● **Given instruction**: Reproduce each line of the material precisely.

● **Records**:
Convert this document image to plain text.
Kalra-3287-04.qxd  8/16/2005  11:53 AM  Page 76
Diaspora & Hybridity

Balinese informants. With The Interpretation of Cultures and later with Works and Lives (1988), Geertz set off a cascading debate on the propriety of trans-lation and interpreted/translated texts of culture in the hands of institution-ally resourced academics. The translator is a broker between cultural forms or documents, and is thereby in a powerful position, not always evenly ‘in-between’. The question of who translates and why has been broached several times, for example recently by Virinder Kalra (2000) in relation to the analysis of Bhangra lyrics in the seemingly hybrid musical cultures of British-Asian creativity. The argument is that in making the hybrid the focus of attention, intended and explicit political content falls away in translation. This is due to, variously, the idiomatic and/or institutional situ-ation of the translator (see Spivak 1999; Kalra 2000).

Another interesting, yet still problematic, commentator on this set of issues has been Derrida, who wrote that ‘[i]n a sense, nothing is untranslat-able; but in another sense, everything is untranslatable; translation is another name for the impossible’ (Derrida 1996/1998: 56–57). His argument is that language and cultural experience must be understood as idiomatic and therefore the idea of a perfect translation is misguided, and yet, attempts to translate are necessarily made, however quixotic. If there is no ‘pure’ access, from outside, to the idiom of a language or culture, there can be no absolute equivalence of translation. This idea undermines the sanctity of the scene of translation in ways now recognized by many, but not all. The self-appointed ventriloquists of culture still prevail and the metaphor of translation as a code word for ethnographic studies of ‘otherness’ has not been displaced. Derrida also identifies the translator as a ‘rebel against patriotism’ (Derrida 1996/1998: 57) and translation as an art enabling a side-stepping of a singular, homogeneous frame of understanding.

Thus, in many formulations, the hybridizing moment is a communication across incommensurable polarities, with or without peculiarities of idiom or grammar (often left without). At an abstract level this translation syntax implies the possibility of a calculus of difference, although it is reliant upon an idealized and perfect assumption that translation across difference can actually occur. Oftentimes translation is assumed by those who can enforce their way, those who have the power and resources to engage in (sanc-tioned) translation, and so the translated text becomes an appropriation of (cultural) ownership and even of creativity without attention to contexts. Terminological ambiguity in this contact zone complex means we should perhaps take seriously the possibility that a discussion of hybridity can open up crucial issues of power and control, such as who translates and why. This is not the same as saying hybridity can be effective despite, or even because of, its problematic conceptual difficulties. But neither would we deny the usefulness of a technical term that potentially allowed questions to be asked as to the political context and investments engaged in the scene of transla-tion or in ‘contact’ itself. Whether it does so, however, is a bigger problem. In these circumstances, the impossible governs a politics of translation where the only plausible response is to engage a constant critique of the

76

● **Result below**:
Convert this document image to plain text.
Kalra-3287-04.qxd  8/16/2005  11:53 AM  Page 76
Diaspora & Hybridity

Balinese informants. With The Interpretation of Cultures and later with Works and Lives (1988), Geertz set off a cascading debate on the propriety of trans-lation and interpreted/translated texts of culture in the hands of institution-ally resourced academics. The translator is a broker between cultural forms or documents, and is thereby in a powerful position, not always evenly ‘in-between’. The question of who translates and why has been broached several times, for example recently by Virinder Kalra (2000) in relation to the analysis of Bhangra lyrics in the seemingly hybrid musical cultures of British-Asian creativity. The argument is that in making the hybrid the focus of attention, intended and explicit political content falls away in translation. This is due to, variously, the idiomatic and/or institutional situ-ation of the translator (see Spivak 1999; Kalra 2000).

Another interesting, yet still problematic, commentator on this set of issues has been Derrida, who wrote that ‘[i]n a sense, nothing is untranslat-able; but in another sense, everything is untranslatable; translation is another name for the impossible’ (Derrida 1996/1998: 56–57). His argument is that language and cultural experience must be understood as idiomatic and therefore the idea of a perfect translation is misguided, and yet, attempts to translate are necessarily made, however quixotic. If there is no ‘pure’ access, from outside, to the idiom of a language or culture, there can be no absolute equivalence of translation. This idea undermines the sanctity of the scene of translation in ways now recognized by many, but not all. The self-appointed ventriloquists of culture still prevail and the metaphor of translation as a code word for ethnographic studies of ‘otherness’ has not been displaced. Derrida also identifies the translator as a ‘rebel against patriotism’ (Derrida 1996/1998: 57) and translation as an art enabling a side-stepping of a singular, homogeneous frame of understanding.

Thus, in many formulations, the hybridizing moment is a communication across incommensurable polarities, with or without peculiarities of idiom or grammar (often left without). At an abstract level this translation syntax implies the possibility of a calculus of difference, although it is reliant upon an idealized and perfect assumption that translation across difference can actually occur. Oftentimes translation is assumed by those who can enforce their way, those who have the power and resources to engage in (sanc-tioned) translation, and so the translated text becomes an appropriation of (cultural) ownership and even of creativity without attention to contexts. Terminological ambiguity in this contact zone complex means we should perhaps take seriously the possibility that a discussion of hybridity can open up crucial issues of power and control, such as who translates and why. This is not the same as saying hybridity can be effective despite, or even because of, its problematic conceptual difficulties. But neither would we deny the usefulness of a technical term that potentially allowed questions to be asked as to the political context and investments engaged in the scene of transla-tion or in ‘contact’ itself. Whether it does so, however, is a bigger problem. In these circumstances, the impossible governs a politics of translation where the only plausible response is to engage a constant critique of the

76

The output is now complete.